Stated problem ▸
Answer with nothing except the number of lines that contain the word "января".
<<<<
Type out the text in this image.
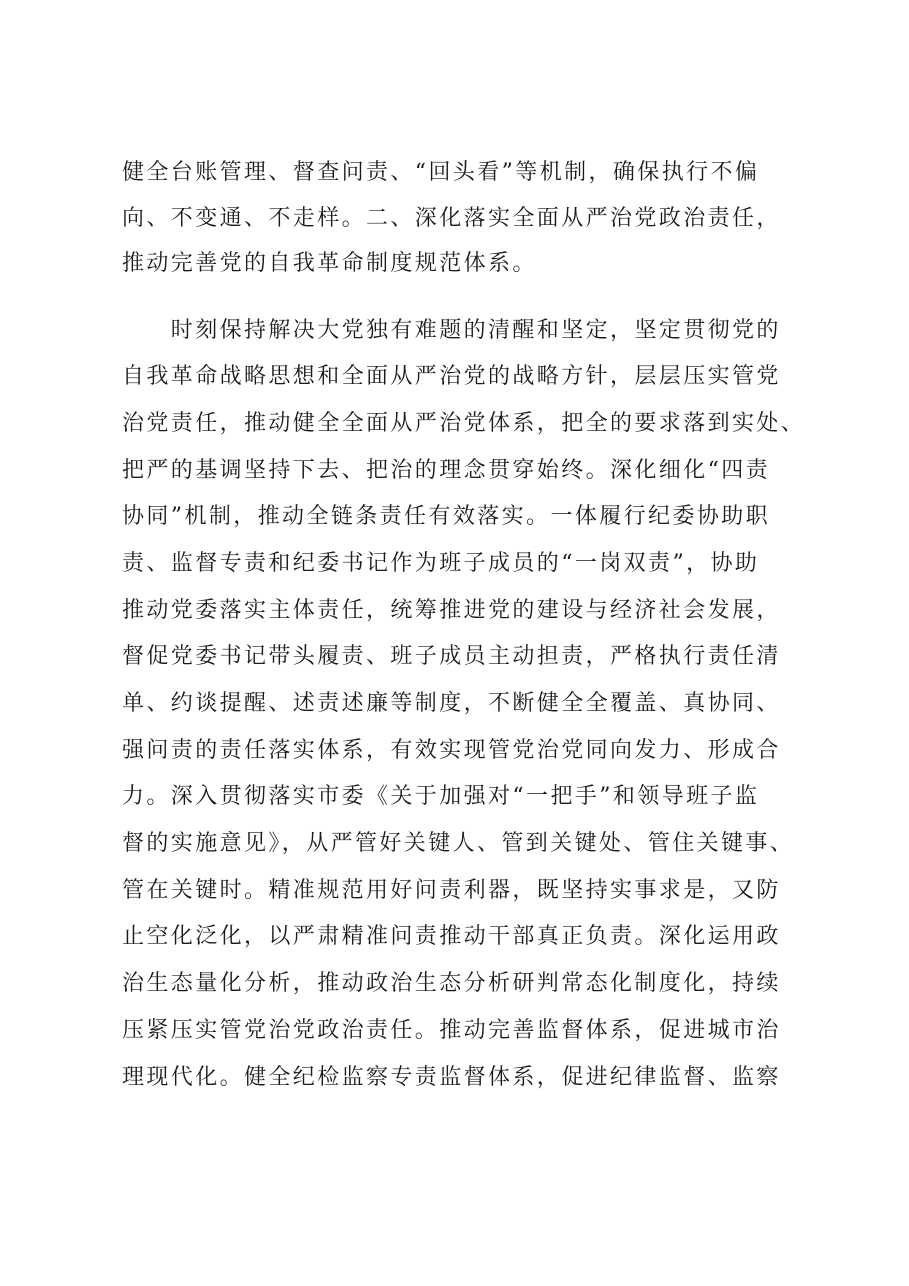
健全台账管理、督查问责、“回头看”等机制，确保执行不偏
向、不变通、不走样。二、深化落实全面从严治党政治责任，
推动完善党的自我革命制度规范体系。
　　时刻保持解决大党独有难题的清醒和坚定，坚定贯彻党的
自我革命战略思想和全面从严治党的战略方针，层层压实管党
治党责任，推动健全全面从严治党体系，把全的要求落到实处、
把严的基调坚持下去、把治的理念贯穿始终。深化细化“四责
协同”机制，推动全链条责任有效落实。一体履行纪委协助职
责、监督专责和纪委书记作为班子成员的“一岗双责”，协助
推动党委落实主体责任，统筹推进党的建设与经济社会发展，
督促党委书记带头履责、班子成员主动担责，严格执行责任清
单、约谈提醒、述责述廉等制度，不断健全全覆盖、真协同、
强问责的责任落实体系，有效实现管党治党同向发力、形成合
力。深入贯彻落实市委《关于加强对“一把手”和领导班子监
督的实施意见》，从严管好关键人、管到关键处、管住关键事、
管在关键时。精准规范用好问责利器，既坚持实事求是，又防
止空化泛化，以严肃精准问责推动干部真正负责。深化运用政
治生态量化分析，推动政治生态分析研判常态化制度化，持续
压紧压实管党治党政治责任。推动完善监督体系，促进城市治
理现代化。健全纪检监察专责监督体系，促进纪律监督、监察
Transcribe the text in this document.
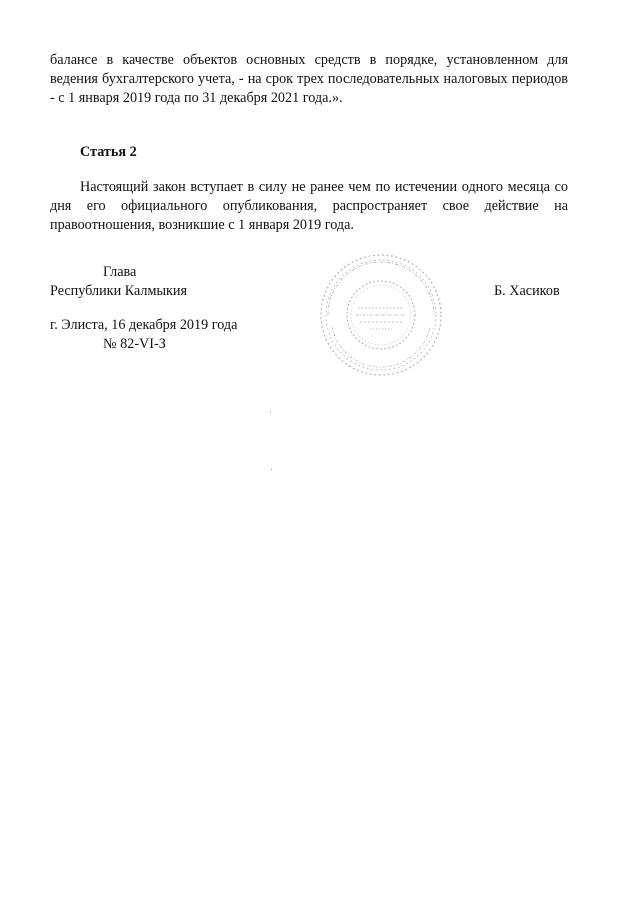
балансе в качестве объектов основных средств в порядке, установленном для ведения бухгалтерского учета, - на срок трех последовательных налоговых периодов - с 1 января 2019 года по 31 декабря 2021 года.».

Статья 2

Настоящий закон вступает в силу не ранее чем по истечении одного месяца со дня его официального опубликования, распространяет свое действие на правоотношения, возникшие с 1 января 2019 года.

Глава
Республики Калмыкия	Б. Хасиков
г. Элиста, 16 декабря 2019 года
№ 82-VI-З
>>>>
Task response ▸
2